THE REQUEST
Give nothing except the number of lines containing the word "true".

TASK INPUTS
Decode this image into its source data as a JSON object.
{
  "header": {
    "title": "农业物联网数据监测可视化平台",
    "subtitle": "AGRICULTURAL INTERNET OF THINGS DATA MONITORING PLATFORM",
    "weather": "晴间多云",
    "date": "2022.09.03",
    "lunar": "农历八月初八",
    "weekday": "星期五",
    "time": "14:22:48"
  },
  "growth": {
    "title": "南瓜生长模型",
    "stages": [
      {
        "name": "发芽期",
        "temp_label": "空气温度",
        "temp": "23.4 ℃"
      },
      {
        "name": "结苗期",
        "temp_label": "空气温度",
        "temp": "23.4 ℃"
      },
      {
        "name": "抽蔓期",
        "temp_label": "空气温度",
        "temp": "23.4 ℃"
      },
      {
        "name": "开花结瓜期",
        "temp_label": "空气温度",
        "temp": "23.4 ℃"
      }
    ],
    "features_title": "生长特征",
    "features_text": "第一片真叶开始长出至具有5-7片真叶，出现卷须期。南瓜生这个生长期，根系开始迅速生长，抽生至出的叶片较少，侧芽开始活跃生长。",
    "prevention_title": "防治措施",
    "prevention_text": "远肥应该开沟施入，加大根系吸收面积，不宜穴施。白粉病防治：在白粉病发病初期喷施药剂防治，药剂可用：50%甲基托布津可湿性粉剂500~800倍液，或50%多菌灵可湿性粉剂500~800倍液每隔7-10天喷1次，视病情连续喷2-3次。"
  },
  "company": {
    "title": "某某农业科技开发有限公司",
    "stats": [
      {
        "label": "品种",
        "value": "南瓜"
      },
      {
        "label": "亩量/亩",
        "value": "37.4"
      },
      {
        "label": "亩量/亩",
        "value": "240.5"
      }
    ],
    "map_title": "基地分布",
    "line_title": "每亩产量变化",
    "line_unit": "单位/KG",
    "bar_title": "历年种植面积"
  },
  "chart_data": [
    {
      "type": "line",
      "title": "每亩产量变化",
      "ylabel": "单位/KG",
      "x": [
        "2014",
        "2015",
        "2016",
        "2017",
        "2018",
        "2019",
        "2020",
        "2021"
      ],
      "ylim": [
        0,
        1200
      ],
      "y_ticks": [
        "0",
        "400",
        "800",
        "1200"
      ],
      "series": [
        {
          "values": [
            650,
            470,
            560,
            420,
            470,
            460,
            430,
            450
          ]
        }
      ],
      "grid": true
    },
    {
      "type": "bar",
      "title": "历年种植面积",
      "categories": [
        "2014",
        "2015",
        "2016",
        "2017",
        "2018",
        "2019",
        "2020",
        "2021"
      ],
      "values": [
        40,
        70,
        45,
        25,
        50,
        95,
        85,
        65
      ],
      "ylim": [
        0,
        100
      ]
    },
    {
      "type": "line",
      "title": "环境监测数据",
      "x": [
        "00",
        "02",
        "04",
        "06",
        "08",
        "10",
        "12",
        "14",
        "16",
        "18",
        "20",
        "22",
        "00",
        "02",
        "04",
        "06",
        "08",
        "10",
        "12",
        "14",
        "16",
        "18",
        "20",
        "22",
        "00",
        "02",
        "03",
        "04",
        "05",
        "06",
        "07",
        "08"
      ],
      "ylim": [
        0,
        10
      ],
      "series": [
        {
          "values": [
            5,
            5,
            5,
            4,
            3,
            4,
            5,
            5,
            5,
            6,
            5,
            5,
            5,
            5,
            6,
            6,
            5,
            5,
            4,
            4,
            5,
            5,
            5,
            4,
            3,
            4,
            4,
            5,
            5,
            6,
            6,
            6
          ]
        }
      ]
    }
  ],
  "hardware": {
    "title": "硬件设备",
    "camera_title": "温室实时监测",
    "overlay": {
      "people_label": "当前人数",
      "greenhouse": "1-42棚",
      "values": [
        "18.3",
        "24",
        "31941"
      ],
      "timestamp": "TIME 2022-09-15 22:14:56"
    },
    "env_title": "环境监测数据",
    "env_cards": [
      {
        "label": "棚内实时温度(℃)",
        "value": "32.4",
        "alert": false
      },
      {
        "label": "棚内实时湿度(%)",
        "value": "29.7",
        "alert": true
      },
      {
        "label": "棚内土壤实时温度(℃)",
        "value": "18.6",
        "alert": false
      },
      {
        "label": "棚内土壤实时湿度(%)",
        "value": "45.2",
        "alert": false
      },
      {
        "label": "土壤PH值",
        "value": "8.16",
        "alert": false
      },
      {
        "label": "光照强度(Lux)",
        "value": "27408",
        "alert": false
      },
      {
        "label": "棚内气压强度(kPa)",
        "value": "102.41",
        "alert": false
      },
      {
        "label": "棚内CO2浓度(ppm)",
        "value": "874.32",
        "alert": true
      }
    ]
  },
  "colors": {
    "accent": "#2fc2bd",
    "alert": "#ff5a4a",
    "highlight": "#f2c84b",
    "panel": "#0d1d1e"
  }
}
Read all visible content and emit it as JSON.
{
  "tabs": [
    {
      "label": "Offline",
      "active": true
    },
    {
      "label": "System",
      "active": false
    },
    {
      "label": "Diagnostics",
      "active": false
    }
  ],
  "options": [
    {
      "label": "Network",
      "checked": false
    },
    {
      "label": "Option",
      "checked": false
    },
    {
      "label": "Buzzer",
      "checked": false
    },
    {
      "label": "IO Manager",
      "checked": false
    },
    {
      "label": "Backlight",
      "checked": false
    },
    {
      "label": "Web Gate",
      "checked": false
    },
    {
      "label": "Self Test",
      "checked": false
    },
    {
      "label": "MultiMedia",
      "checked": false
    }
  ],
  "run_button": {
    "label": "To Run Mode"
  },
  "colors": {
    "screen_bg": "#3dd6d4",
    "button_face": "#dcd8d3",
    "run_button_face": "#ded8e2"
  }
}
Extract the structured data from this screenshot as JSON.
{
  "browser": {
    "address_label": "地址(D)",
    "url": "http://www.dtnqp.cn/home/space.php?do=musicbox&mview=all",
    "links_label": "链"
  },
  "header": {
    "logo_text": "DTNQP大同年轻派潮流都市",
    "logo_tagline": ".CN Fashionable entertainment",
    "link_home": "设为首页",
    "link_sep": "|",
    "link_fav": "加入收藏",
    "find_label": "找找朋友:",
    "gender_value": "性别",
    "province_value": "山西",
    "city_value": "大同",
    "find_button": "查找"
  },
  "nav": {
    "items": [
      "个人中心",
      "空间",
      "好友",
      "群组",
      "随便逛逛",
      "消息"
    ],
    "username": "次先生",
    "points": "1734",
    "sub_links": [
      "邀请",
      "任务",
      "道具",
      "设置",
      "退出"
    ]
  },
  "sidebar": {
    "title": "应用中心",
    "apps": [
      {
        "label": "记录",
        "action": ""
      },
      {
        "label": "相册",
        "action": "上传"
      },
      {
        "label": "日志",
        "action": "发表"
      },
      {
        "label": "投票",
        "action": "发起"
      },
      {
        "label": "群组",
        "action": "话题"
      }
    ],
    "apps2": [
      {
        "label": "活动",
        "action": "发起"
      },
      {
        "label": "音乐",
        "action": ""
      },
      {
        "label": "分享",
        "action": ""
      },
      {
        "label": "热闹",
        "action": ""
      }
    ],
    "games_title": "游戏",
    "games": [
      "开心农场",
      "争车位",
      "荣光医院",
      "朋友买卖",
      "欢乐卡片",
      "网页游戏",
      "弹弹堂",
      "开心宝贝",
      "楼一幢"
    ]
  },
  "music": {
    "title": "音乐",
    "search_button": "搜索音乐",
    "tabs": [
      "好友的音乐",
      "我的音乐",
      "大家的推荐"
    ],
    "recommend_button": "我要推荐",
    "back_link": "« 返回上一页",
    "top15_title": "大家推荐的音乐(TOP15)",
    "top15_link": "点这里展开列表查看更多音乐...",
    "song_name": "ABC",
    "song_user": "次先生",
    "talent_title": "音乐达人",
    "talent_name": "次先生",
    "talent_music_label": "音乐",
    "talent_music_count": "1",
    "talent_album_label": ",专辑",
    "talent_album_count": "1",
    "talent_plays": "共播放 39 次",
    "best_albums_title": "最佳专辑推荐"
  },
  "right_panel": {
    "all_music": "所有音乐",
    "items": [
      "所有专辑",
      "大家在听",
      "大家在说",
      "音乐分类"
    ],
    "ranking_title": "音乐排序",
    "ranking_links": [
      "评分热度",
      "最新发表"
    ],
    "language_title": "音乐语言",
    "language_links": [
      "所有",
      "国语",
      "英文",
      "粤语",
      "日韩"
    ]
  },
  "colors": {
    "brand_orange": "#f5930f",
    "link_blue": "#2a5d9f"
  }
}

FINAL RESULT
4